>> BEGIN RECORDS FOR THE TASK
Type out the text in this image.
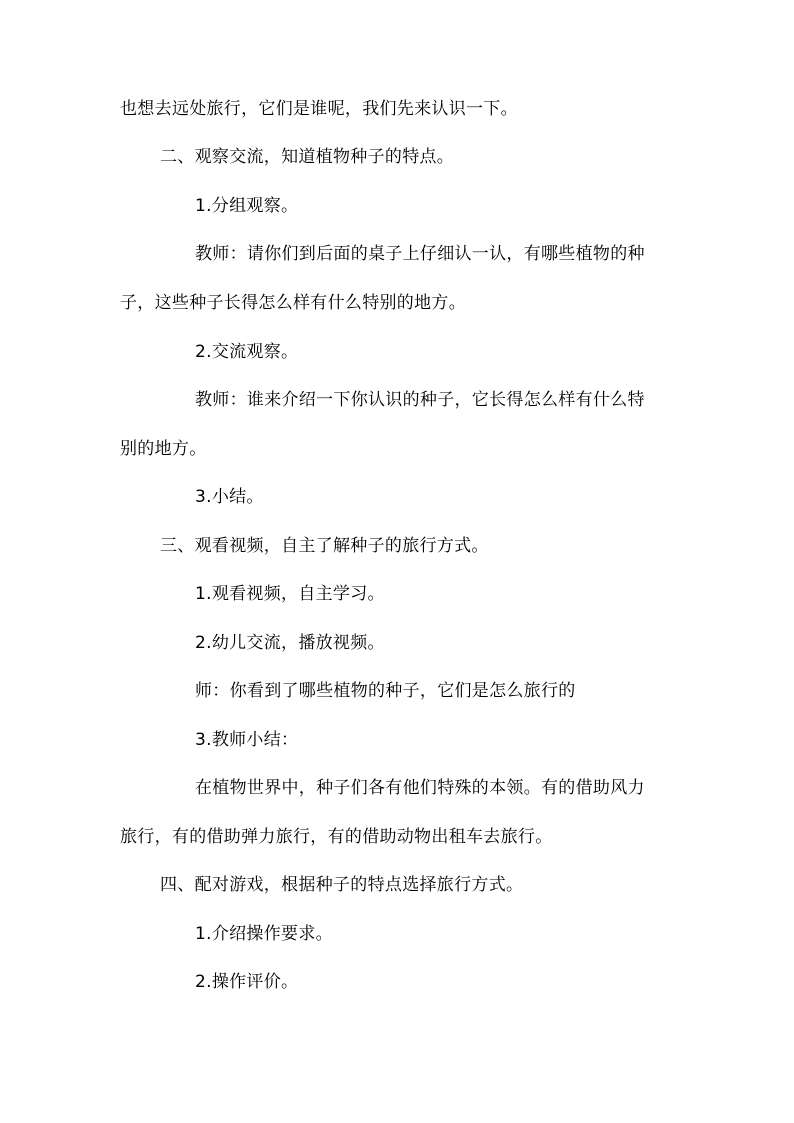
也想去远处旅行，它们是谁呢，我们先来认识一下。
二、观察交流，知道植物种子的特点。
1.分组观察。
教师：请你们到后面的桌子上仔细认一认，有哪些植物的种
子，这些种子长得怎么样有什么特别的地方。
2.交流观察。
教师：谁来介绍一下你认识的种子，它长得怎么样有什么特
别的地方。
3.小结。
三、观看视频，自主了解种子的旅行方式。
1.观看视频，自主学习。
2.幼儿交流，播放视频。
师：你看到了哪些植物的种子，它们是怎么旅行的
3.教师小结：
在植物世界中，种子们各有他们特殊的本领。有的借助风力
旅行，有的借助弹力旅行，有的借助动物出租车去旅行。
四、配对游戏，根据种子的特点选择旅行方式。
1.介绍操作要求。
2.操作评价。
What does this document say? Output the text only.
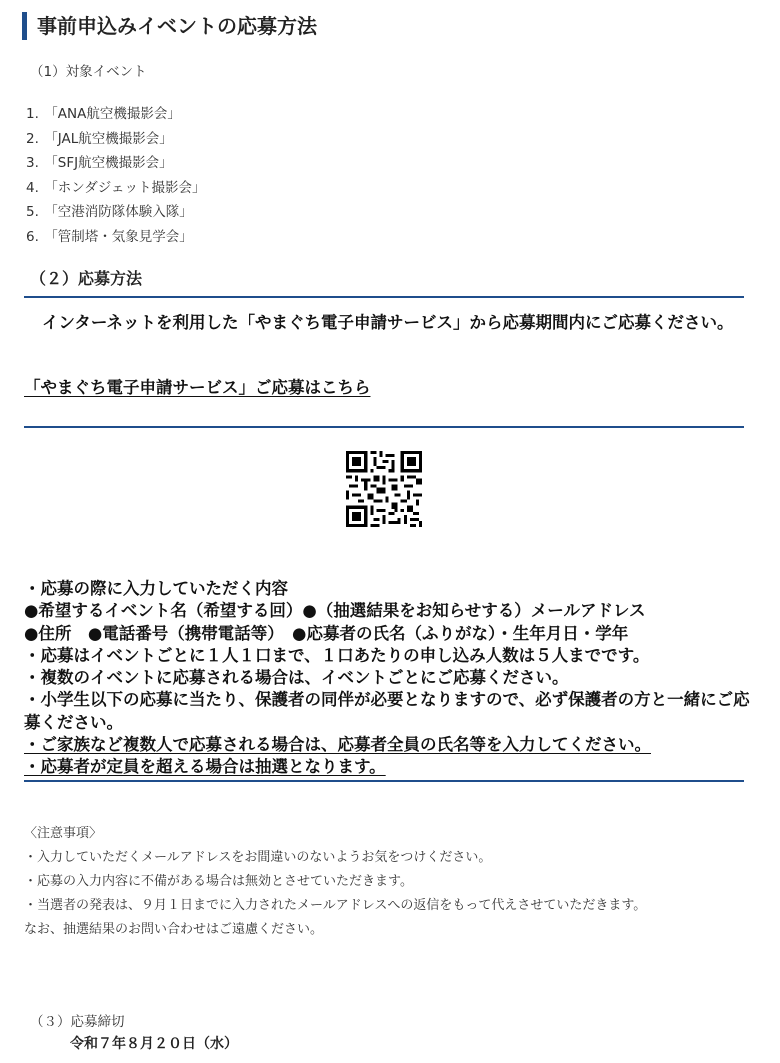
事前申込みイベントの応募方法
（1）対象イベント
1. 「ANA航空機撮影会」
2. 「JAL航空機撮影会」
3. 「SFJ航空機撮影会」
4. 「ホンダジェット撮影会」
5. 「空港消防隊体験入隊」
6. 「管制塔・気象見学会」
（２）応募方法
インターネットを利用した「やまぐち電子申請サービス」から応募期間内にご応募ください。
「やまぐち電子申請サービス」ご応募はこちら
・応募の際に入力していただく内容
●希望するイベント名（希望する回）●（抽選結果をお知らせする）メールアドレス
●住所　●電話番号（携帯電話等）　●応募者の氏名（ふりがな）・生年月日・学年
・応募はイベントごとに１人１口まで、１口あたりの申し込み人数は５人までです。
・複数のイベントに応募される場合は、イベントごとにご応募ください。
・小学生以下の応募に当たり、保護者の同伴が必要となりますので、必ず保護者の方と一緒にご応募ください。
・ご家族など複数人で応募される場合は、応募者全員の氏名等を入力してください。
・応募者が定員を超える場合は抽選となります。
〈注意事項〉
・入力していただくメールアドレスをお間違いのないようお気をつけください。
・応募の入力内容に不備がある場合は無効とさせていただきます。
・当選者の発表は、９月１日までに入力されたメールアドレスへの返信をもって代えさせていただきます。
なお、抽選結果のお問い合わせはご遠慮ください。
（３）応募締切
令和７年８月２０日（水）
>> END RECORDS FOR THE TASK
_REQUIREMENT_:
Reproduce the whole listing word for word, setting aside any pictures.

_EXERCISE SOLUTION_:
Type out the text in this image.
也想去远处旅行，它们是谁呢，我们先来认识一下。
二、观察交流，知道植物种子的特点。
1.分组观察。
教师：请你们到后面的桌子上仔细认一认，有哪些植物的种
子，这些种子长得怎么样有什么特别的地方。
2.交流观察。
教师：谁来介绍一下你认识的种子，它长得怎么样有什么特
别的地方。
3.小结。
三、观看视频，自主了解种子的旅行方式。
1.观看视频，自主学习。
2.幼儿交流，播放视频。
师：你看到了哪些植物的种子，它们是怎么旅行的
3.教师小结：
在植物世界中，种子们各有他们特殊的本领。有的借助风力
旅行，有的借助弹力旅行，有的借助动物出租车去旅行。
四、配对游戏，根据种子的特点选择旅行方式。
1.介绍操作要求。
2.操作评价。
What does this document say? Output the text only.
事前申込みイベントの応募方法
（1）対象イベント
1. 「ANA航空機撮影会」
2. 「JAL航空機撮影会」
3. 「SFJ航空機撮影会」
4. 「ホンダジェット撮影会」
5. 「空港消防隊体験入隊」
6. 「管制塔・気象見学会」
（２）応募方法
インターネットを利用した「やまぐち電子申請サービス」から応募期間内にご応募ください。
「やまぐち電子申請サービス」ご応募はこちら
・応募の際に入力していただく内容
●希望するイベント名（希望する回）●（抽選結果をお知らせする）メールアドレス
●住所　●電話番号（携帯電話等）　●応募者の氏名（ふりがな）・生年月日・学年
・応募はイベントごとに１人１口まで、１口あたりの申し込み人数は５人までです。
・複数のイベントに応募される場合は、イベントごとにご応募ください。
・小学生以下の応募に当たり、保護者の同伴が必要となりますので、必ず保護者の方と一緒にご応募ください。
・ご家族など複数人で応募される場合は、応募者全員の氏名等を入力してください。
・応募者が定員を超える場合は抽選となります。
〈注意事項〉
・入力していただくメールアドレスをお間違いのないようお気をつけください。
・応募の入力内容に不備がある場合は無効とさせていただきます。
・当選者の発表は、９月１日までに入力されたメールアドレスへの返信をもって代えさせていただきます。
なお、抽選結果のお問い合わせはご遠慮ください。
（３）応募締切
令和７年８月２０日（水）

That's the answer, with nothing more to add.